_Problem to solve:_ Where a line in the listing contains the string "beans", copy that line out.

________________________________________

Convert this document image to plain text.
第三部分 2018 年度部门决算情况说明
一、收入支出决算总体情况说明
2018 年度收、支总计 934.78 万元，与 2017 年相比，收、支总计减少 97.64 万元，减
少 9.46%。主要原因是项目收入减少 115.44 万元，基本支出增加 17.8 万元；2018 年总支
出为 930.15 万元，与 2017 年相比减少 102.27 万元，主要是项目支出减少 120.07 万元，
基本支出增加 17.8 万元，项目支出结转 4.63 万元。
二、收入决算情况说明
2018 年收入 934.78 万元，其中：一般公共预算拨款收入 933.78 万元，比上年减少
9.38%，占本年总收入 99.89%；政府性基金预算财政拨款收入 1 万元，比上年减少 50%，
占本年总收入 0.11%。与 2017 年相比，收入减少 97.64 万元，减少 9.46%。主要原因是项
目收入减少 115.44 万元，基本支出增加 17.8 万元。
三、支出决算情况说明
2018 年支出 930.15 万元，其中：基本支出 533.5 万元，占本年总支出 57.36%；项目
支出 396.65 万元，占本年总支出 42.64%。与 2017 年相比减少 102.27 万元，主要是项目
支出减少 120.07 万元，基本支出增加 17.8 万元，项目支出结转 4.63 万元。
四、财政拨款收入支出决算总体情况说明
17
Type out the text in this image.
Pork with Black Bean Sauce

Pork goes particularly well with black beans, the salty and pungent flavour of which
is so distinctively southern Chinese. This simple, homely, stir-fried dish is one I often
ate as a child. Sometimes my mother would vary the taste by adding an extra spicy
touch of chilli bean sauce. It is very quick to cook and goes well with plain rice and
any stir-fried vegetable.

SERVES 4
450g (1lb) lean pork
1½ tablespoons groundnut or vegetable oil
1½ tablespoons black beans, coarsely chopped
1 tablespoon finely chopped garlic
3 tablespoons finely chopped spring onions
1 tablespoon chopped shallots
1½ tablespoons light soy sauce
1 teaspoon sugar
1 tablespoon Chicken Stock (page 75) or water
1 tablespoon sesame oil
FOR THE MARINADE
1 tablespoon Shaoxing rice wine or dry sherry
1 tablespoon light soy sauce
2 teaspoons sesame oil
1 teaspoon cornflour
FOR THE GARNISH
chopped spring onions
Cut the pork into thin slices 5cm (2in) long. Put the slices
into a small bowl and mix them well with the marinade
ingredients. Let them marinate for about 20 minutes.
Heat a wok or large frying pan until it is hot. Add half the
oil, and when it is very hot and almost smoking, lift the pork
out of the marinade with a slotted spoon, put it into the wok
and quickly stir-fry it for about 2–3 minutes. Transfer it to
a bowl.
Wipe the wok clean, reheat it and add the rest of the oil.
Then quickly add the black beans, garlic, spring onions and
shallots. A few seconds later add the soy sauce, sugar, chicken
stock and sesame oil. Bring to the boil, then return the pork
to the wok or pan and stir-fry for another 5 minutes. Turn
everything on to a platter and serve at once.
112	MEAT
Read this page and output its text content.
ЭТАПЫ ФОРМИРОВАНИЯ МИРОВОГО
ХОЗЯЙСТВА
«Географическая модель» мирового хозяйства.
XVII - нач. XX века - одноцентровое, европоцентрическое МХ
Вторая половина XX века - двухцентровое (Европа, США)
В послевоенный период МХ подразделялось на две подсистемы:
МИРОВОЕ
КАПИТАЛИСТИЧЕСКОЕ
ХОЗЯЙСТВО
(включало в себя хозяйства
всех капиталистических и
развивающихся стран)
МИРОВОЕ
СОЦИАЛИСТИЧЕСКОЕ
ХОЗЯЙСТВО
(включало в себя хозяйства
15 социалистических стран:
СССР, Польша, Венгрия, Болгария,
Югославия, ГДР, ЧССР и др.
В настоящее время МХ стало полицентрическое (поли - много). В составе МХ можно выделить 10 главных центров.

________________________________________

_The response:_
Pork goes particularly well with black beans, the salty and pungent flavour of which
1½ tablespoons black beans, coarsely chopped
Then quickly add the black beans, garlic, spring onions and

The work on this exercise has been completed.